**Excerpt to read**
━━━━━━━━━━━━━━━━━━━━━━━━━━━━━━

Background: In the past 15 years, John has served as poetry editor, associate publisher, publisher, and briefly as publisher/CEO of Rosebud magazine, one of the premiere literary magazines in America. The current issue includes poems by Pulitzer Prize winner Alice Walker, a story by W.P. Kinsella (author of Field of Dreams), and a recently-discovered unfinished poem by Jim Morrison of The Doors. The next issue, due out later this summer, includes poems by John Updike and Amiri Baraka, who celebrates his 75th birthday this fall. 

HERE FIRST
featuring John Smelcer's Essay -- "In The Past's Familiar Tongue"

━━━━━━━━━━━━━━━━━━━━━━━━━━━━━━

**Data entries**
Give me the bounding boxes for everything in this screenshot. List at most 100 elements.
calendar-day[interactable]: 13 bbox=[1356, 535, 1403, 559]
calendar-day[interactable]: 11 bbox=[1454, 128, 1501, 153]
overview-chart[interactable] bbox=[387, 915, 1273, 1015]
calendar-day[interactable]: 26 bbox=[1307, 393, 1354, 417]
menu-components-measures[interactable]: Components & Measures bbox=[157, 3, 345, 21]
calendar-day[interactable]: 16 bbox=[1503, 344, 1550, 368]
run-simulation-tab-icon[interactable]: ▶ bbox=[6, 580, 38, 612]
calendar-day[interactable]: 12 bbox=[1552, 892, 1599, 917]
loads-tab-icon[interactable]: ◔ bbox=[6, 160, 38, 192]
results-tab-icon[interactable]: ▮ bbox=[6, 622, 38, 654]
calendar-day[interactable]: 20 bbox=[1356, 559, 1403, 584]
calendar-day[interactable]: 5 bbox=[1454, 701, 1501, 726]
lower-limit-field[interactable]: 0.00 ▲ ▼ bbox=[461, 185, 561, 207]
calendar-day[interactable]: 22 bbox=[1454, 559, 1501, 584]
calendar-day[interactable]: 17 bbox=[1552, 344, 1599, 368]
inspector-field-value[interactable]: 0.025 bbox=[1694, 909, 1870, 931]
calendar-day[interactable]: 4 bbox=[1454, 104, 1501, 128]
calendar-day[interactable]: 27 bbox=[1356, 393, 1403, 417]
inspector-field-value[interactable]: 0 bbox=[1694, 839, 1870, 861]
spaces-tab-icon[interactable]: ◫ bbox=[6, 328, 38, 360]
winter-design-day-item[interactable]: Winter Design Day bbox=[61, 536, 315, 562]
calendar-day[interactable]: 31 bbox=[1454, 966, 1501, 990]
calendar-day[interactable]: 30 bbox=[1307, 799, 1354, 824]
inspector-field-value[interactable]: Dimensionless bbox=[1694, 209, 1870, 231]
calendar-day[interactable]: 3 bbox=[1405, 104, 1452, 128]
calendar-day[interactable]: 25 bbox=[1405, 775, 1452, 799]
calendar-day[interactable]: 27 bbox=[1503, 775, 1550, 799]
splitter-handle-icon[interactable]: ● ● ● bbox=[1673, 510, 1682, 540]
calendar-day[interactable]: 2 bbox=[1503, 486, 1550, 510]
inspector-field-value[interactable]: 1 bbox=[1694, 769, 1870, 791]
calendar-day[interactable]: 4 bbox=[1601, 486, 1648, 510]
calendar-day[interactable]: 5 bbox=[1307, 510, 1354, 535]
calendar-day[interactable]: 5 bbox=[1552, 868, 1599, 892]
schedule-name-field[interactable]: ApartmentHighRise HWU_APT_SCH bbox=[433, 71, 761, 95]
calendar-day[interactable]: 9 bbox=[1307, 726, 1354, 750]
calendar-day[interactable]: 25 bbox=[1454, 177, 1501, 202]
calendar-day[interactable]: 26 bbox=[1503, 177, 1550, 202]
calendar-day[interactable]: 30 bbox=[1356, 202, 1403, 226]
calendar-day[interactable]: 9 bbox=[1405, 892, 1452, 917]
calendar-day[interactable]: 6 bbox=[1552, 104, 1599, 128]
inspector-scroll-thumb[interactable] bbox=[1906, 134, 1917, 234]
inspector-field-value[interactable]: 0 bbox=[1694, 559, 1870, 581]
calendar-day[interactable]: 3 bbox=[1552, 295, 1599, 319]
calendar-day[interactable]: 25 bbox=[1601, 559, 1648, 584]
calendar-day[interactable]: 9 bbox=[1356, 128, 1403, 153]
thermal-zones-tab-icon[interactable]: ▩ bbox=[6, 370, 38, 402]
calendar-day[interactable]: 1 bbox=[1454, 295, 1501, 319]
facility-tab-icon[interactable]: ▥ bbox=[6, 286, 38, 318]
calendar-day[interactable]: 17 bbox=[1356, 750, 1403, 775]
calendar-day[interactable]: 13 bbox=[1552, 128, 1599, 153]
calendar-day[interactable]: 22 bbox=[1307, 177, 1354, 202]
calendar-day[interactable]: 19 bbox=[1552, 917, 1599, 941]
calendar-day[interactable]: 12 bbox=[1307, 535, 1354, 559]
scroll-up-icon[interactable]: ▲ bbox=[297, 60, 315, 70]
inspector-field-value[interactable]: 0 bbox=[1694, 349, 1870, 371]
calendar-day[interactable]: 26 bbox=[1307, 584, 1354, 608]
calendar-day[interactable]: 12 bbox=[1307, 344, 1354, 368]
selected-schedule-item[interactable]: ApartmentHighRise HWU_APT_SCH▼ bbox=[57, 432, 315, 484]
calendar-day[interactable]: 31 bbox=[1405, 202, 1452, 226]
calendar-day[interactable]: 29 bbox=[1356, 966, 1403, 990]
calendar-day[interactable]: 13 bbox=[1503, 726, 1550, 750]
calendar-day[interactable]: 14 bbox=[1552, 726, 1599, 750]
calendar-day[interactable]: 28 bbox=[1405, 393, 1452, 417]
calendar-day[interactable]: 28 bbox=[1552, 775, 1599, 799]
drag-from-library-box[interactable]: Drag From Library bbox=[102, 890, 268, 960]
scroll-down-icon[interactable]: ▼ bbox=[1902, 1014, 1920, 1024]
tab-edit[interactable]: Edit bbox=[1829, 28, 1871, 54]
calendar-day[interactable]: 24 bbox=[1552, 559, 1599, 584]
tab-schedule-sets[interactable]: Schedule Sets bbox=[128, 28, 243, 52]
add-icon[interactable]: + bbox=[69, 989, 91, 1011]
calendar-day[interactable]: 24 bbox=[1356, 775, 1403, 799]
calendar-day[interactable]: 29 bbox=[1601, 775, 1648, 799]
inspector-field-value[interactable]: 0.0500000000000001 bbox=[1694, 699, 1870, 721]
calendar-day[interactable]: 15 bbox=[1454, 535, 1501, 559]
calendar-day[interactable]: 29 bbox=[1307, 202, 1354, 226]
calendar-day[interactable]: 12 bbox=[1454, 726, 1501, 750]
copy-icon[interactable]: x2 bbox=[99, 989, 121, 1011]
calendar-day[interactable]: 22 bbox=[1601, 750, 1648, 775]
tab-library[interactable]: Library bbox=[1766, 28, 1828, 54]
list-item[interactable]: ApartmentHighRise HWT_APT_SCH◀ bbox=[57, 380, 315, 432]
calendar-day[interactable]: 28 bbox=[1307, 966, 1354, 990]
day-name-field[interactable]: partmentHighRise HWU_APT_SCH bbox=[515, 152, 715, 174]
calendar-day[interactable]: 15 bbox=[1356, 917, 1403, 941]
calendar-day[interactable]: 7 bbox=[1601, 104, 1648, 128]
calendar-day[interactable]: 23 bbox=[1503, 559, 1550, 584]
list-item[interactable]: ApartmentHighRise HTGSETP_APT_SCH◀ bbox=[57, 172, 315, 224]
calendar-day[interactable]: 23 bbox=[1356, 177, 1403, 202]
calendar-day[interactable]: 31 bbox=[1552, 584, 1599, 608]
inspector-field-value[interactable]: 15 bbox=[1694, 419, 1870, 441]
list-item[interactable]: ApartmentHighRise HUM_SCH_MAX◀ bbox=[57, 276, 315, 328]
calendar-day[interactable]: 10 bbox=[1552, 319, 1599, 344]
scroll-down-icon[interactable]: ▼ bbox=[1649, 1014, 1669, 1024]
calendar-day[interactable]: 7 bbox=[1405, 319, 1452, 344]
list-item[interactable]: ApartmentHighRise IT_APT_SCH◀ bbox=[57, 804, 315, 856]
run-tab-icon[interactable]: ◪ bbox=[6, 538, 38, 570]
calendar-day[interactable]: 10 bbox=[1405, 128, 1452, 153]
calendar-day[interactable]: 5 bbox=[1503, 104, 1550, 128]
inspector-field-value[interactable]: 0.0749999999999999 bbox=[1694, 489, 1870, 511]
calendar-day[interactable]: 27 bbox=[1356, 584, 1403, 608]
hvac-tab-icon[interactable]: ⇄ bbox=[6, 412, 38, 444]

━━━━━━━━━━━━━━━━━━━━━━━━━━━━━━

**Complete the following**
1. Update the passage about John's magazine work, starting at "Background: In the" and ending at "birthday this fall.", with "Rosebud" changed to "Zoetrope".
2. Write what comes next in the passage about John's magazine work, picking up after its final line.
The records are separate from the passage about John's magazine work.

**Task-by-task answers**
1.
Background: In the past 15 years, John has served as poetry editor, associate publisher, publisher, and briefly as publisher/CEO of Zoetrope magazine, one of the premiere literary magazines in America. The current issue includes poems by Pulitzer Prize winner Alice Walker, a story by W.P. Kinsella (author of Field of Dreams), and a recently-discovered unfinished poem by Jim Morrison of The Doors. The next issue, due out later this summer, includes poems by John Updike and Amiri Baraka, who celebrates his 75th birthday this fall.

2.
From Library Journal: This anthology of 26 essays is a follow-up to I Tell You Now (1978). The authors, born mostly in the 1940s or after, come from many different tribes. Some are full blood, others mixed; some were raised on a reservation, others weren't; and some are well known, others obscure. They are professors, artists, poets, novelists, playwrights, social workers, and more. Arnold Krupat and Brian Swann assert that the essays reflect not only how many different ways there are to be Indian today but also how many different ways there are to write about these experiences. After a misanthropic description of American life, W.S. Penn admits, "The problem is that I don't really hate America. I hate the fact that what I want America to do is like me." Rex Lee Jim declares, "When I realized that everything matters, I immediately knew that my destiny was completely in my control." Vickie Sears calls writing "a wind" and a "moving in dreamdance." Like the previous anthology, this collection is a valuable contribution to Native American studies and literary scholarship.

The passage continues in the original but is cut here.